§ **Direction**
Please retype the data in full and exactly; the pictures are not part of the copy.

§ **Items**
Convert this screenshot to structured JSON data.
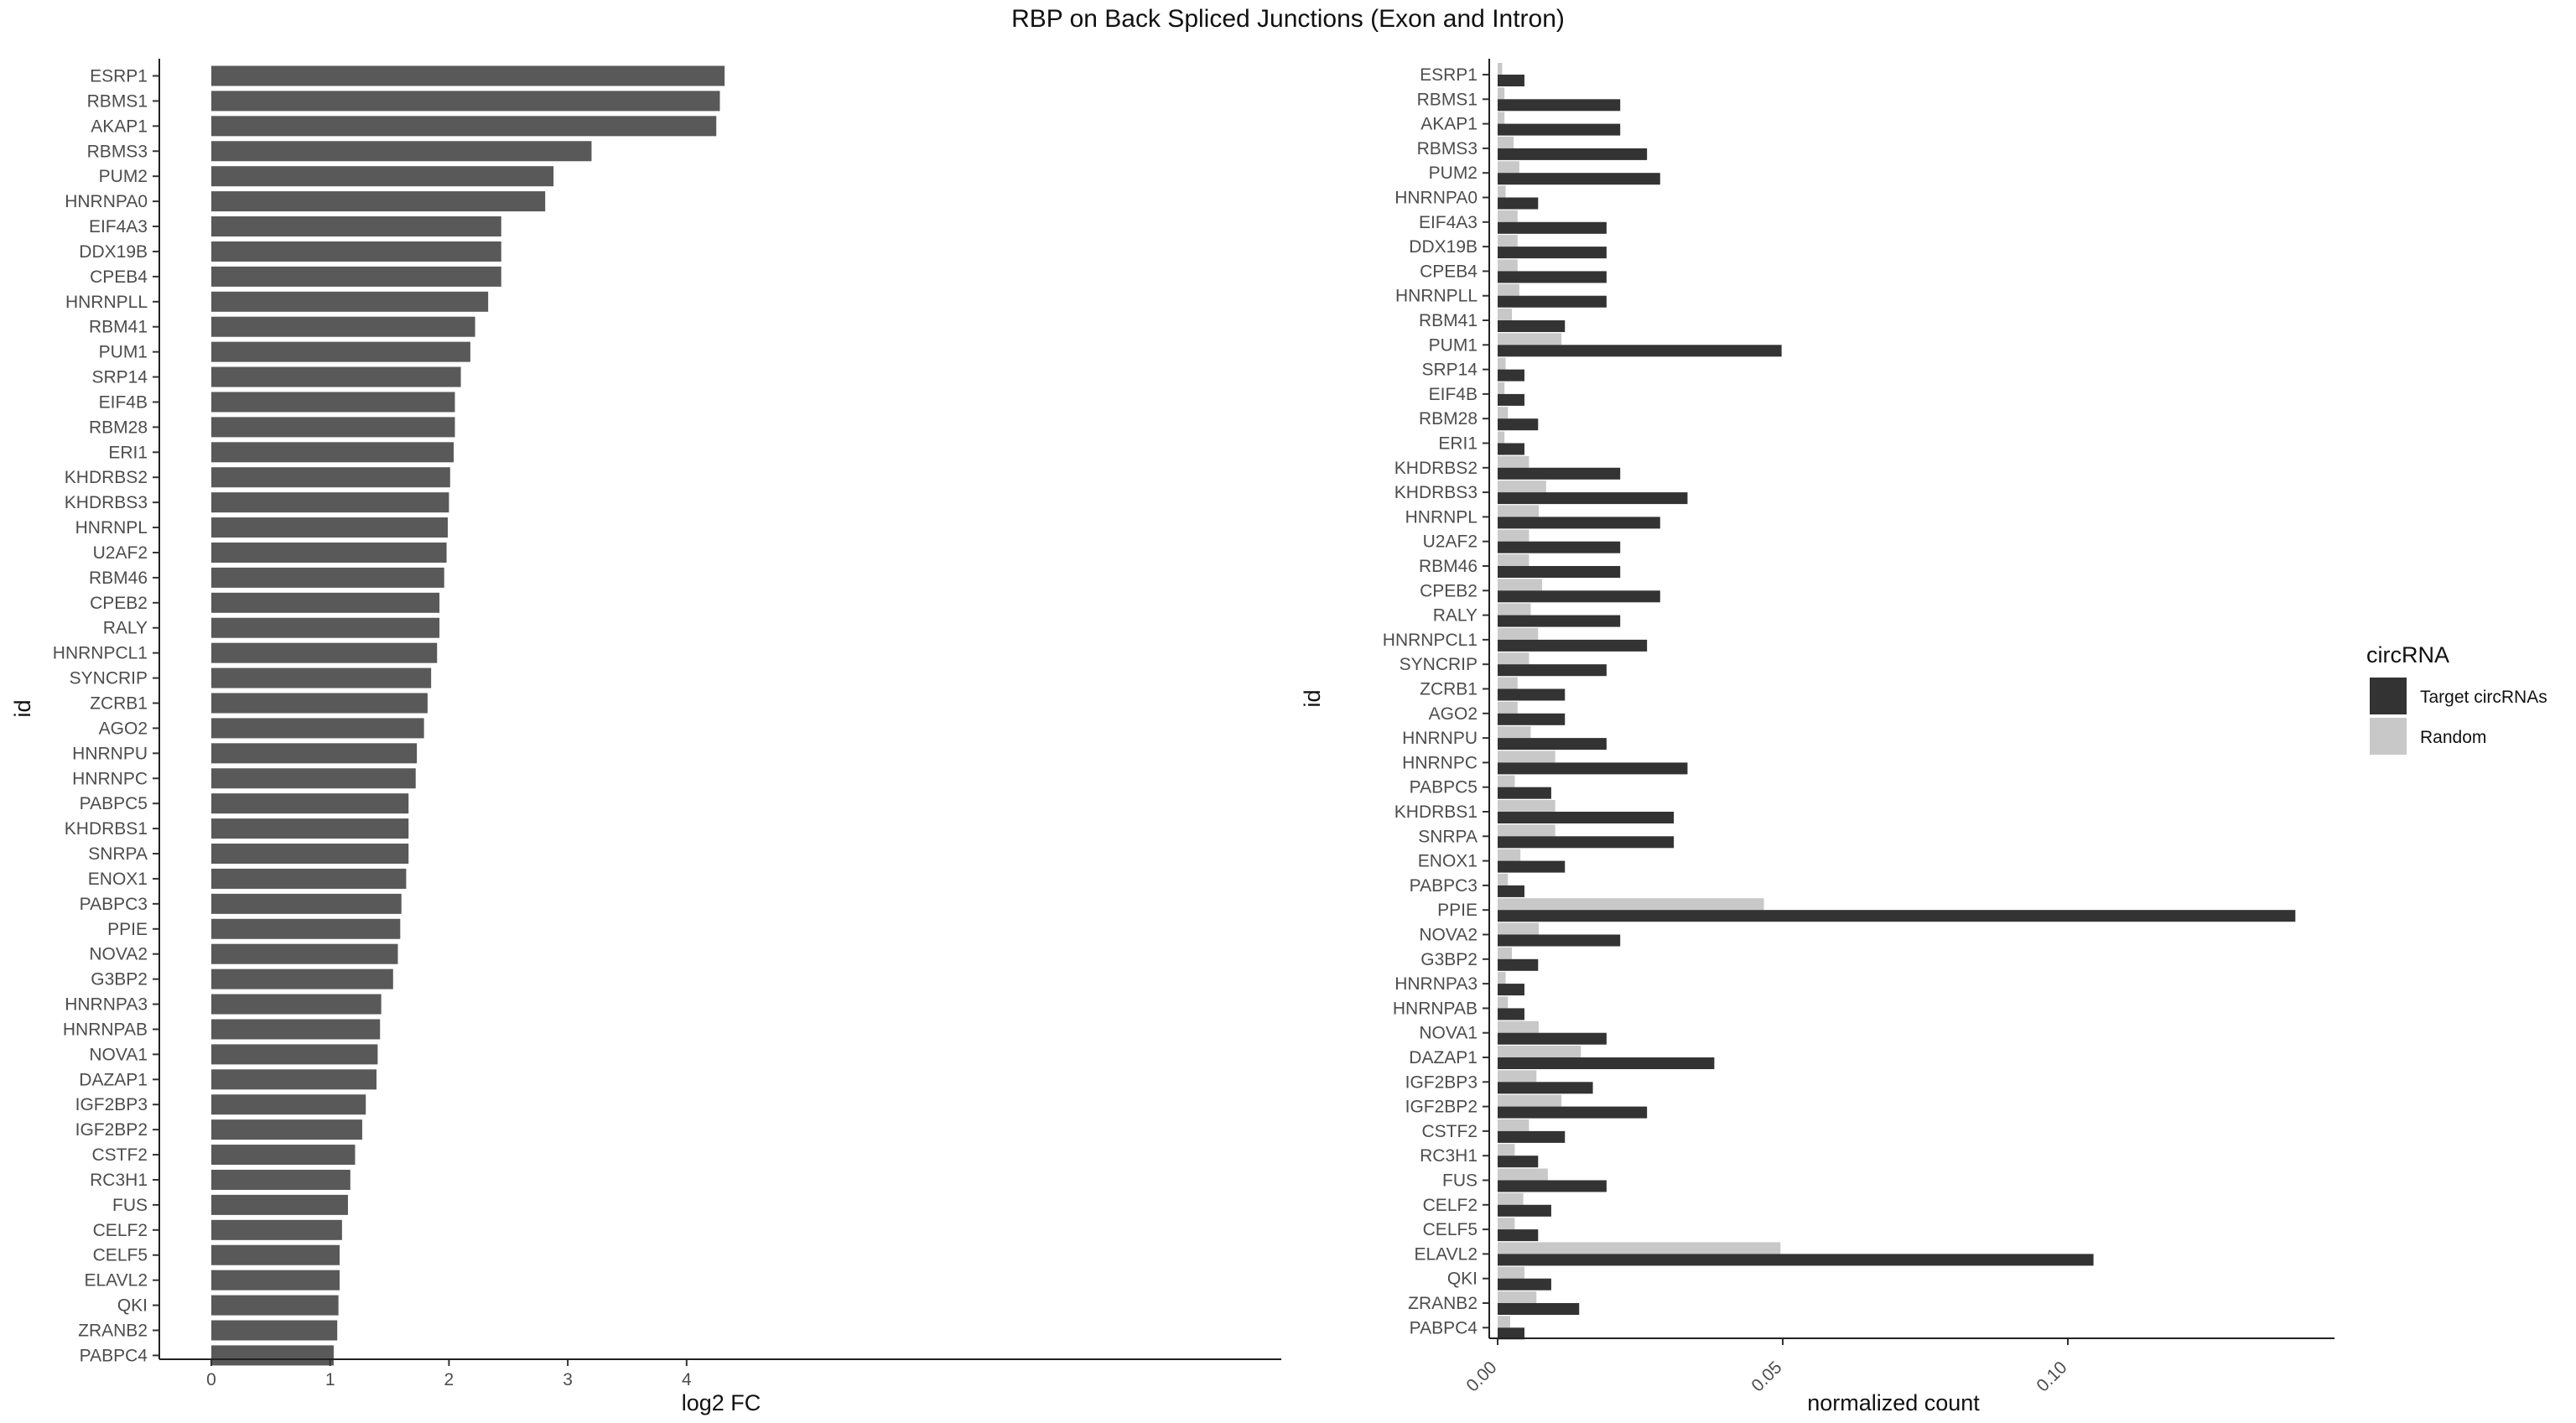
{
  "title": "RBP on Back Spliced Junctions (Exon and Intron)",
  "chart_data": [
    {
      "type": "bar",
      "orientation": "horizontal",
      "xlabel": "log2 FC",
      "ylabel": "id",
      "xlim": [
        0,
        4.5
      ],
      "xticks": [
        0,
        1,
        2,
        3,
        4
      ],
      "bar_color": "#595959",
      "categories": [
        "ESRP1",
        "RBMS1",
        "AKAP1",
        "RBMS3",
        "PUM2",
        "HNRNPA0",
        "EIF4A3",
        "DDX19B",
        "CPEB4",
        "HNRNPLL",
        "RBM41",
        "PUM1",
        "SRP14",
        "EIF4B",
        "RBM28",
        "ERI1",
        "KHDRBS2",
        "KHDRBS3",
        "HNRNPL",
        "U2AF2",
        "RBM46",
        "CPEB2",
        "RALY",
        "HNRNPCL1",
        "SYNCRIP",
        "ZCRB1",
        "AGO2",
        "HNRNPU",
        "HNRNPC",
        "PABPC5",
        "KHDRBS1",
        "SNRPA",
        "ENOX1",
        "PABPC3",
        "PPIE",
        "NOVA2",
        "G3BP2",
        "HNRNPA3",
        "HNRNPAB",
        "NOVA1",
        "DAZAP1",
        "IGF2BP3",
        "IGF2BP2",
        "CSTF2",
        "RC3H1",
        "FUS",
        "CELF2",
        "CELF5",
        "ELAVL2",
        "QKI",
        "ZRANB2",
        "PABPC4"
      ],
      "values": [
        4.32,
        4.28,
        4.25,
        3.2,
        2.88,
        2.81,
        2.44,
        2.44,
        2.44,
        2.33,
        2.22,
        2.18,
        2.1,
        2.05,
        2.05,
        2.04,
        2.01,
        2.0,
        1.99,
        1.98,
        1.96,
        1.92,
        1.92,
        1.9,
        1.85,
        1.82,
        1.79,
        1.73,
        1.72,
        1.66,
        1.66,
        1.66,
        1.64,
        1.6,
        1.59,
        1.57,
        1.53,
        1.43,
        1.42,
        1.4,
        1.39,
        1.3,
        1.27,
        1.21,
        1.17,
        1.15,
        1.1,
        1.08,
        1.08,
        1.07,
        1.06,
        1.03
      ]
    },
    {
      "type": "bar",
      "orientation": "horizontal",
      "grouped": true,
      "xlabel": "normalized count",
      "ylabel": "id",
      "xlim": [
        0,
        0.147
      ],
      "xticks": [
        0.0,
        0.05,
        0.1
      ],
      "xtick_labels": [
        "0.00",
        "0.05",
        "0.10"
      ],
      "legend_title": "circRNA",
      "legend_position": "right",
      "categories": [
        "ESRP1",
        "RBMS1",
        "AKAP1",
        "RBMS3",
        "PUM2",
        "HNRNPA0",
        "EIF4A3",
        "DDX19B",
        "CPEB4",
        "HNRNPLL",
        "RBM41",
        "PUM1",
        "SRP14",
        "EIF4B",
        "RBM28",
        "ERI1",
        "KHDRBS2",
        "KHDRBS3",
        "HNRNPL",
        "U2AF2",
        "RBM46",
        "CPEB2",
        "RALY",
        "HNRNPCL1",
        "SYNCRIP",
        "ZCRB1",
        "AGO2",
        "HNRNPU",
        "HNRNPC",
        "PABPC5",
        "KHDRBS1",
        "SNRPA",
        "ENOX1",
        "PABPC3",
        "PPIE",
        "NOVA2",
        "G3BP2",
        "HNRNPA3",
        "HNRNPAB",
        "NOVA1",
        "DAZAP1",
        "IGF2BP3",
        "IGF2BP2",
        "CSTF2",
        "RC3H1",
        "FUS",
        "CELF2",
        "CELF5",
        "ELAVL2",
        "QKI",
        "ZRANB2",
        "PABPC4"
      ],
      "series": [
        {
          "name": "Target circRNAs",
          "color": "#333333",
          "values": [
            0.0047,
            0.0215,
            0.0215,
            0.0262,
            0.0285,
            0.0071,
            0.0191,
            0.0191,
            0.0191,
            0.0191,
            0.0118,
            0.0498,
            0.0047,
            0.0047,
            0.0071,
            0.0047,
            0.0215,
            0.0333,
            0.0285,
            0.0215,
            0.0215,
            0.0285,
            0.0215,
            0.0262,
            0.0191,
            0.0118,
            0.0118,
            0.0191,
            0.0333,
            0.0094,
            0.0309,
            0.0309,
            0.0118,
            0.0047,
            0.1399,
            0.0215,
            0.0071,
            0.0047,
            0.0047,
            0.0191,
            0.038,
            0.0167,
            0.0262,
            0.0118,
            0.0071,
            0.0191,
            0.0094,
            0.0071,
            0.1045,
            0.0094,
            0.0143,
            0.0047
          ]
        },
        {
          "name": "Random",
          "color": "#c8c8c8",
          "values": [
            0.0008,
            0.0012,
            0.0012,
            0.0028,
            0.0038,
            0.0014,
            0.0035,
            0.0035,
            0.0035,
            0.0038,
            0.0025,
            0.0112,
            0.0014,
            0.0012,
            0.0018,
            0.0012,
            0.0055,
            0.0085,
            0.0072,
            0.0055,
            0.0055,
            0.0078,
            0.0058,
            0.0071,
            0.0055,
            0.0035,
            0.0035,
            0.0058,
            0.0101,
            0.003,
            0.0101,
            0.0101,
            0.004,
            0.0018,
            0.0467,
            0.0072,
            0.0025,
            0.0014,
            0.0018,
            0.0072,
            0.0146,
            0.0068,
            0.0112,
            0.0055,
            0.003,
            0.0088,
            0.0045,
            0.003,
            0.0496,
            0.0047,
            0.0068,
            0.0022
          ]
        }
      ]
    }
  ]
}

§ **Exercise response**
Convert this screenshot to structured JSON data.
{
  "title": "RBP on Back Spliced Junctions (Exon and Intron)",
  "chart_data": [
    {
      "type": "bar",
      "orientation": "horizontal",
      "xlabel": "log2 FC",
      "ylabel": "id",
      "xlim": [
        0,
        4.5
      ],
      "xticks": [
        0,
        1,
        2,
        3,
        4
      ],
      "bar_color": "#595959",
      "categories": [
        "ESRP1",
        "RBMS1",
        "AKAP1",
        "RBMS3",
        "PUM2",
        "HNRNPA0",
        "EIF4A3",
        "DDX19B",
        "CPEB4",
        "HNRNPLL",
        "RBM41",
        "PUM1",
        "SRP14",
        "EIF4B",
        "RBM28",
        "ERI1",
        "KHDRBS2",
        "KHDRBS3",
        "HNRNPL",
        "U2AF2",
        "RBM46",
        "CPEB2",
        "RALY",
        "HNRNPCL1",
        "SYNCRIP",
        "ZCRB1",
        "AGO2",
        "HNRNPU",
        "HNRNPC",
        "PABPC5",
        "KHDRBS1",
        "SNRPA",
        "ENOX1",
        "PABPC3",
        "PPIE",
        "NOVA2",
        "G3BP2",
        "HNRNPA3",
        "HNRNPAB",
        "NOVA1",
        "DAZAP1",
        "IGF2BP3",
        "IGF2BP2",
        "CSTF2",
        "RC3H1",
        "FUS",
        "CELF2",
        "CELF5",
        "ELAVL2",
        "QKI",
        "ZRANB2",
        "PABPC4"
      ],
      "values": [
        4.32,
        4.28,
        4.25,
        3.2,
        2.88,
        2.81,
        2.44,
        2.44,
        2.44,
        2.33,
        2.22,
        2.18,
        2.1,
        2.05,
        2.05,
        2.04,
        2.01,
        2.0,
        1.99,
        1.98,
        1.96,
        1.92,
        1.92,
        1.9,
        1.85,
        1.82,
        1.79,
        1.73,
        1.72,
        1.66,
        1.66,
        1.66,
        1.64,
        1.6,
        1.59,
        1.57,
        1.53,
        1.43,
        1.42,
        1.4,
        1.39,
        1.3,
        1.27,
        1.21,
        1.17,
        1.15,
        1.1,
        1.08,
        1.08,
        1.07,
        1.06,
        1.03
      ]
    },
    {
      "type": "bar",
      "orientation": "horizontal",
      "grouped": true,
      "xlabel": "normalized count",
      "ylabel": "id",
      "xlim": [
        0,
        0.147
      ],
      "xticks": [
        0.0,
        0.05,
        0.1
      ],
      "xtick_labels": [
        "0.00",
        "0.05",
        "0.10"
      ],
      "legend_title": "circRNA",
      "legend_position": "right",
      "categories": [
        "ESRP1",
        "RBMS1",
        "AKAP1",
        "RBMS3",
        "PUM2",
        "HNRNPA0",
        "EIF4A3",
        "DDX19B",
        "CPEB4",
        "HNRNPLL",
        "RBM41",
        "PUM1",
        "SRP14",
        "EIF4B",
        "RBM28",
        "ERI1",
        "KHDRBS2",
        "KHDRBS3",
        "HNRNPL",
        "U2AF2",
        "RBM46",
        "CPEB2",
        "RALY",
        "HNRNPCL1",
        "SYNCRIP",
        "ZCRB1",
        "AGO2",
        "HNRNPU",
        "HNRNPC",
        "PABPC5",
        "KHDRBS1",
        "SNRPA",
        "ENOX1",
        "PABPC3",
        "PPIE",
        "NOVA2",
        "G3BP2",
        "HNRNPA3",
        "HNRNPAB",
        "NOVA1",
        "DAZAP1",
        "IGF2BP3",
        "IGF2BP2",
        "CSTF2",
        "RC3H1",
        "FUS",
        "CELF2",
        "CELF5",
        "ELAVL2",
        "QKI",
        "ZRANB2",
        "PABPC4"
      ],
      "series": [
        {
          "name": "Target circRNAs",
          "color": "#333333",
          "values": [
            0.0047,
            0.0215,
            0.0215,
            0.0262,
            0.0285,
            0.0071,
            0.0191,
            0.0191,
            0.0191,
            0.0191,
            0.0118,
            0.0498,
            0.0047,
            0.0047,
            0.0071,
            0.0047,
            0.0215,
            0.0333,
            0.0285,
            0.0215,
            0.0215,
            0.0285,
            0.0215,
            0.0262,
            0.0191,
            0.0118,
            0.0118,
            0.0191,
            0.0333,
            0.0094,
            0.0309,
            0.0309,
            0.0118,
            0.0047,
            0.1399,
            0.0215,
            0.0071,
            0.0047,
            0.0047,
            0.0191,
            0.038,
            0.0167,
            0.0262,
            0.0118,
            0.0071,
            0.0191,
            0.0094,
            0.0071,
            0.1045,
            0.0094,
            0.0143,
            0.0047
          ]
        },
        {
          "name": "Random",
          "color": "#c8c8c8",
          "values": [
            0.0008,
            0.0012,
            0.0012,
            0.0028,
            0.0038,
            0.0014,
            0.0035,
            0.0035,
            0.0035,
            0.0038,
            0.0025,
            0.0112,
            0.0014,
            0.0012,
            0.0018,
            0.0012,
            0.0055,
            0.0085,
            0.0072,
            0.0055,
            0.0055,
            0.0078,
            0.0058,
            0.0071,
            0.0055,
            0.0035,
            0.0035,
            0.0058,
            0.0101,
            0.003,
            0.0101,
            0.0101,
            0.004,
            0.0018,
            0.0467,
            0.0072,
            0.0025,
            0.0014,
            0.0018,
            0.0072,
            0.0146,
            0.0068,
            0.0112,
            0.0055,
            0.003,
            0.0088,
            0.0045,
            0.003,
            0.0496,
            0.0047,
            0.0068,
            0.0022
          ]
        }
      ]
    }
  ]
}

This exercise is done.